* WORK TO DO:
Output the full listing below exactly, without the pictures.

* INFORMATION PROVIDED:
◇ ◇ ◇ ◇
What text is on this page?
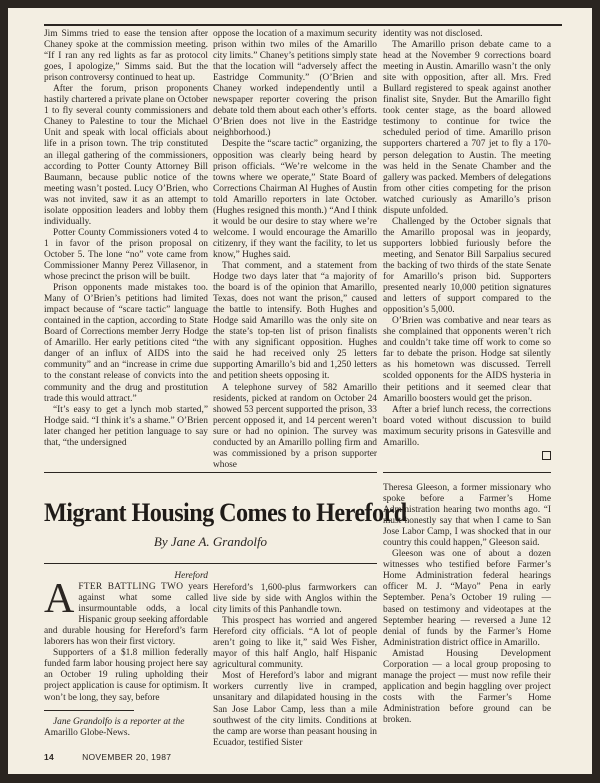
Jim Simms tried to ease the tension after Chaney spoke at the commission meeting. “If I ran any red lights as far as protocol goes, I apologize,” Simms said. But the prison controversy continued to heat up.

After the forum, prison proponents hastily chartered a private plane on October 1 to fly several county commissioners and Chaney to Palestine to tour the Michael Unit and speak with local officials about life in a prison town. The trip constituted an illegal gathering of the commissioners, according to Potter County Attorney Bill Baumann, because public notice of the meeting wasn’t posted. Lucy O’Brien, who was not invited, saw it as an attempt to isolate opposition leaders and lobby them individually.

Potter County Commissioners voted 4 to 1 in favor of the prison proposal on October 5. The lone “no” vote came from Commissioner Manny Perez Villasenor, in whose precinct the prison will be built.

Prison opponents made mistakes too. Many of O’Brien’s petitions had limited impact because of “scare tactic” language contained in the caption, according to State Board of Corrections member Jerry Hodge of Amarillo. Her early petitions cited “the danger of an influx of AIDS into the community” and an “increase in crime due to the constant release of convicts into the community and the drug and prostitution trade this would attract.”

“It’s easy to get a lynch mob started,” Hodge said. “I think it’s a shame.” O’Brien later changed her petition language to say that, “the undersigned

oppose the location of a maximum security prison within two miles of the Amarillo city limits.” Chaney’s petitions simply state that the location will “adversely affect the Eastridge Community.” (O’Brien and Chaney worked independently until a newspaper reporter covering the prison debate told them about each other’s efforts. O’Brien does not live in the Eastridge neighborhood.)

Despite the “scare tactic” organizing, the opposition was clearly being heard by prison officials. “We’re welcome in the towns where we operate,” State Board of Corrections Chairman Al Hughes of Austin told Amarillo reporters in late October. (Hughes resigned this month.) “And I think it would be our desire to stay where we’re welcome. I would encourage the Amarillo citizenry, if they want the facility, to let us know,” Hughes said.

That comment, and a statement from Hodge two days later that “a majority of the board is of the opinion that Amarillo, Texas, does not want the prison,” caused the battle to intensify. Both Hughes and Hodge said Amarillo was the only site on the state’s top-ten list of prison finalists with any significant opposition. Hughes said he had received only 25 letters supporting Amarillo’s bid and 1,250 letters and petition sheets opposing it.

A telephone survey of 582 Amarillo residents, picked at random on October 24 showed 53 percent supported the prison, 33 percent opposed it, and 14 percent weren’t sure or had no opinion. The survey was conducted by an Amarillo polling firm and was commissioned by a prison supporter whose

identity was not disclosed.

The Amarillo prison debate came to a head at the November 9 corrections board meeting in Austin. Amarillo wasn’t the only site with opposition, after all. Mrs. Fred Bullard registered to speak against another finalist site, Snyder. But the Amarillo fight took center stage, as the board allowed testimony to continue for twice the scheduled period of time. Amarillo prison supporters chartered a 707 jet to fly a 170-person delegation to Austin. The meeting was held in the Senate Chamber and the gallery was packed. Members of delegations from other cities competing for the prison watched curiously as Amarillo’s prison dispute unfolded.

Challenged by the October signals that the Amarillo proposal was in jeopardy, supporters lobbied furiously before the meeting, and Senator Bill Sarpalius secured the backing of two thirds of the state Senate for Amarillo’s prison bid. Supporters presented nearly 10,000 petition signatures and letters of support compared to the opposition’s 5,000.

O’Brien was combative and near tears as she complained that opponents weren’t rich and couldn’t take time off work to come so far to debate the prison. Hodge sat silently as his hometown was discussed. Terrell scolded opponents for the AIDS hysteria in their petitions and it seemed clear that Amarillo boosters would get the prison.

After a brief lunch recess, the corrections board voted without discussion to build maximum security prisons in Gatesville and Amarillo.

Migrant Housing Comes to Hereford
By Jane A. Grandolfo

Hereford

AFTER BATTLING TWO years against what some called insurmountable odds, a local Hispanic group seeking affordable and durable housing for Hereford’s farm laborers has won their first victory.

Supporters of a $1.8 million federally funded farm labor housing project here say an October 19 ruling upholding their project application is cause for optimism. It won’t be long, they say, before

Jane Grandolfo is a reporter at the
Amarillo Globe-News.

Hereford’s 1,600-plus farmworkers can live side by side with Anglos within the city limits of this Panhandle town.

This prospect has worried and angered Hereford city officials. “A lot of people aren’t going to like it,” said Wes Fisher, mayor of this half Anglo, half Hispanic agricultural community.

Most of Hereford’s labor and migrant workers currently live in cramped, unsanitary and dilapidated housing in the San Jose Labor Camp, less than a mile southwest of the city limits. Conditions at the camp are worse than peasant housing in Ecuador, testified Sister

Theresa Gleeson, a former missionary who spoke before a Farmer’s Home Administration hearing two months ago. “I must honestly say that when I came to San Jose Labor Camp, I was shocked that in our country this could happen,” Gleeson said.

Gleeson was one of about a dozen witnesses who testified before Farmer’s Home Administration federal hearings officer M. J. “Mayo” Pena in early September. Pena’s October 19 ruling — based on testimony and videotapes at the September hearing — reversed a June 12 denial of funds by the Farmer’s Home Administration district office in Amarillo.

Amistad Housing Development Corporation — a local group proposing to manage the project — must now refile their application and begin haggling over project costs with the Farmer’s Home Administration before ground can be broken.

14	NOVEMBER 20, 1987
◇ ◇ ◇ ◇
* OUTPUT FOR THIS EXERCISE:
What text is on this page?
Jim Simms tried to ease the tension after Chaney spoke at the commission meeting. “If I ran any red lights as far as protocol goes, I apologize,” Simms said. But the prison controversy continued to heat up.

After the forum, prison proponents hastily chartered a private plane on October 1 to fly several county commissioners and Chaney to Palestine to tour the Michael Unit and speak with local officials about life in a prison town. The trip constituted an illegal gathering of the commissioners, according to Potter County Attorney Bill Baumann, because public notice of the meeting wasn’t posted. Lucy O’Brien, who was not invited, saw it as an attempt to isolate opposition leaders and lobby them individually.

Potter County Commissioners voted 4 to 1 in favor of the prison proposal on October 5. The lone “no” vote came from Commissioner Manny Perez Villasenor, in whose precinct the prison will be built.

Prison opponents made mistakes too. Many of O’Brien’s petitions had limited impact because of “scare tactic” language contained in the caption, according to State Board of Corrections member Jerry Hodge of Amarillo. Her early petitions cited “the danger of an influx of AIDS into the community” and an “increase in crime due to the constant release of convicts into the community and the drug and prostitution trade this would attract.”

“It’s easy to get a lynch mob started,” Hodge said. “I think it’s a shame.” O’Brien later changed her petition language to say that, “the undersigned

oppose the location of a maximum security prison within two miles of the Amarillo city limits.” Chaney’s petitions simply state that the location will “adversely affect the Eastridge Community.” (O’Brien and Chaney worked independently until a newspaper reporter covering the prison debate told them about each other’s efforts. O’Brien does not live in the Eastridge neighborhood.)

Despite the “scare tactic” organizing, the opposition was clearly being heard by prison officials. “We’re welcome in the towns where we operate,” State Board of Corrections Chairman Al Hughes of Austin told Amarillo reporters in late October. (Hughes resigned this month.) “And I think it would be our desire to stay where we’re welcome. I would encourage the Amarillo citizenry, if they want the facility, to let us know,” Hughes said.

That comment, and a statement from Hodge two days later that “a majority of the board is of the opinion that Amarillo, Texas, does not want the prison,” caused the battle to intensify. Both Hughes and Hodge said Amarillo was the only site on the state’s top-ten list of prison finalists with any significant opposition. Hughes said he had received only 25 letters supporting Amarillo’s bid and 1,250 letters and petition sheets opposing it.

A telephone survey of 582 Amarillo residents, picked at random on October 24 showed 53 percent supported the prison, 33 percent opposed it, and 14 percent weren’t sure or had no opinion. The survey was conducted by an Amarillo polling firm and was commissioned by a prison supporter whose

identity was not disclosed.

The Amarillo prison debate came to a head at the November 9 corrections board meeting in Austin. Amarillo wasn’t the only site with opposition, after all. Mrs. Fred Bullard registered to speak against another finalist site, Snyder. But the Amarillo fight took center stage, as the board allowed testimony to continue for twice the scheduled period of time. Amarillo prison supporters chartered a 707 jet to fly a 170-person delegation to Austin. The meeting was held in the Senate Chamber and the gallery was packed. Members of delegations from other cities competing for the prison watched curiously as Amarillo’s prison dispute unfolded.

Challenged by the October signals that the Amarillo proposal was in jeopardy, supporters lobbied furiously before the meeting, and Senator Bill Sarpalius secured the backing of two thirds of the state Senate for Amarillo’s prison bid. Supporters presented nearly 10,000 petition signatures and letters of support compared to the opposition’s 5,000.

O’Brien was combative and near tears as she complained that opponents weren’t rich and couldn’t take time off work to come so far to debate the prison. Hodge sat silently as his hometown was discussed. Terrell scolded opponents for the AIDS hysteria in their petitions and it seemed clear that Amarillo boosters would get the prison.

After a brief lunch recess, the corrections board voted without discussion to build maximum security prisons in Gatesville and Amarillo.

Migrant Housing Comes to Hereford
By Jane A. Grandolfo

Hereford

AFTER BATTLING TWO years against what some called insurmountable odds, a local Hispanic group seeking affordable and durable housing for Hereford’s farm laborers has won their first victory.

Supporters of a $1.8 million federally funded farm labor housing project here say an October 19 ruling upholding their project application is cause for optimism. It won’t be long, they say, before

Jane Grandolfo is a reporter at the
Amarillo Globe-News.

Hereford’s 1,600-plus farmworkers can live side by side with Anglos within the city limits of this Panhandle town.

This prospect has worried and angered Hereford city officials. “A lot of people aren’t going to like it,” said Wes Fisher, mayor of this half Anglo, half Hispanic agricultural community.

Most of Hereford’s labor and migrant workers currently live in cramped, unsanitary and dilapidated housing in the San Jose Labor Camp, less than a mile southwest of the city limits. Conditions at the camp are worse than peasant housing in Ecuador, testified Sister

Theresa Gleeson, a former missionary who spoke before a Farmer’s Home Administration hearing two months ago. “I must honestly say that when I came to San Jose Labor Camp, I was shocked that in our country this could happen,” Gleeson said.

Gleeson was one of about a dozen witnesses who testified before Farmer’s Home Administration federal hearings officer M. J. “Mayo” Pena in early September. Pena’s October 19 ruling — based on testimony and videotapes at the September hearing — reversed a June 12 denial of funds by the Farmer’s Home Administration district office in Amarillo.

Amistad Housing Development Corporation — a local group proposing to manage the project — must now refile their application and begin haggling over project costs with the Farmer’s Home Administration before ground can be broken.

14	NOVEMBER 20, 1987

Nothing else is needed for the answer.